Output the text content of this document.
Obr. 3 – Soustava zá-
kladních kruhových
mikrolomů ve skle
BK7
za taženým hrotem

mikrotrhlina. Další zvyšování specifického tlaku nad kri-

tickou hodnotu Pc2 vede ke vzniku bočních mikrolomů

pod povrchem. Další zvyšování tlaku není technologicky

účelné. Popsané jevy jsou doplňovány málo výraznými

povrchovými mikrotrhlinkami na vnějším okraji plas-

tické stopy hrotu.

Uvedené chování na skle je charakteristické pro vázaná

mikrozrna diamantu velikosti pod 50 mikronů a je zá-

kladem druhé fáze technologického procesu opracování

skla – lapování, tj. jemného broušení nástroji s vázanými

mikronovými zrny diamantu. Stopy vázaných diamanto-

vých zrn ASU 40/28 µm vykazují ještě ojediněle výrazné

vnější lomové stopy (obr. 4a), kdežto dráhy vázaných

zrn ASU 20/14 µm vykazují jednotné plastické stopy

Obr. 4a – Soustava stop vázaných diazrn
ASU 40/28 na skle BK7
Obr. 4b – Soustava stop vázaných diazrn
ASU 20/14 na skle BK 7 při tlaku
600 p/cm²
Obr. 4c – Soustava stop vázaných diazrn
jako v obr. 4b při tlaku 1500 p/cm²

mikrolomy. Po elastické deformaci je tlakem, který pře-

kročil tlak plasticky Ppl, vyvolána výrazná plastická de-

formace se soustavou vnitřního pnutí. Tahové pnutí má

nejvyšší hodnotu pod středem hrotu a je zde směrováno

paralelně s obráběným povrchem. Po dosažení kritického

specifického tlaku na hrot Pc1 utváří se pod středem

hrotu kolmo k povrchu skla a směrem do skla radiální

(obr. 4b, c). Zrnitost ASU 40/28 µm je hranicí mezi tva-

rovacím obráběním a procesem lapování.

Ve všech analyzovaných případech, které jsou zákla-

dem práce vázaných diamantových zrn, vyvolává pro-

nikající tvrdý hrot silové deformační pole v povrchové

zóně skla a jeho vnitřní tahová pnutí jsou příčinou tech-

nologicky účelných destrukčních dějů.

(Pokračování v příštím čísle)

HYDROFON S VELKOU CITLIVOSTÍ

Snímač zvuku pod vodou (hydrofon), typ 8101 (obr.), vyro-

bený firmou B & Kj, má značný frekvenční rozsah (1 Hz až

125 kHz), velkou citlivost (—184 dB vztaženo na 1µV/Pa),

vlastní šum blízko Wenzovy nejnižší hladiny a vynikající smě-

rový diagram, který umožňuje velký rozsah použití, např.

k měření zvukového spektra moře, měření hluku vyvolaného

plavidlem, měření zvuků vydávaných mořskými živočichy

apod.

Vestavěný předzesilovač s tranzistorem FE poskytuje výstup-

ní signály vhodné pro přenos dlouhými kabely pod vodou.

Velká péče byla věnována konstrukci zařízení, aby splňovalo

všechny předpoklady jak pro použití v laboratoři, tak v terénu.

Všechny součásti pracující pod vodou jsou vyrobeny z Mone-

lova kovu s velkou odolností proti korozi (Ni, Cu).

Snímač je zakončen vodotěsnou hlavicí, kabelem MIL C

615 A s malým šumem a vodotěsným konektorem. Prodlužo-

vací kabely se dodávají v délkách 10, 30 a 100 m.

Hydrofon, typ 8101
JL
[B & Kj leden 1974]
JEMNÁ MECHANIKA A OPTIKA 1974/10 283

◆ ◆ ◆ ◆ ◆

** DIRECTIONS **
Find every line in the entries that includes the word "vykazují", then state how many there are and nothing else.

** COMPLETE ANSWER **
2